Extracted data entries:
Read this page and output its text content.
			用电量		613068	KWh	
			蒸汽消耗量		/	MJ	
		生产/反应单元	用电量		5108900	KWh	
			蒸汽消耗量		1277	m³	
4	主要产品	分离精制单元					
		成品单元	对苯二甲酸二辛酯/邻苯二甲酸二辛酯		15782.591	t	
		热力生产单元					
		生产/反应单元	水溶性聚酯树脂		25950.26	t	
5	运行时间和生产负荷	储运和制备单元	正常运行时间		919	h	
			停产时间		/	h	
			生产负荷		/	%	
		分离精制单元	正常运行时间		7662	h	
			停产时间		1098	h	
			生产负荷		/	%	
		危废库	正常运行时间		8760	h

§ YOUR GOAL
Out of the material above, select every line that holds the string "反应单元".

§ FINAL RESULT
		生产/反应单元	用电量		5108900	KWh	
		生产/反应单元	水溶性聚酯树脂		25950.26	t	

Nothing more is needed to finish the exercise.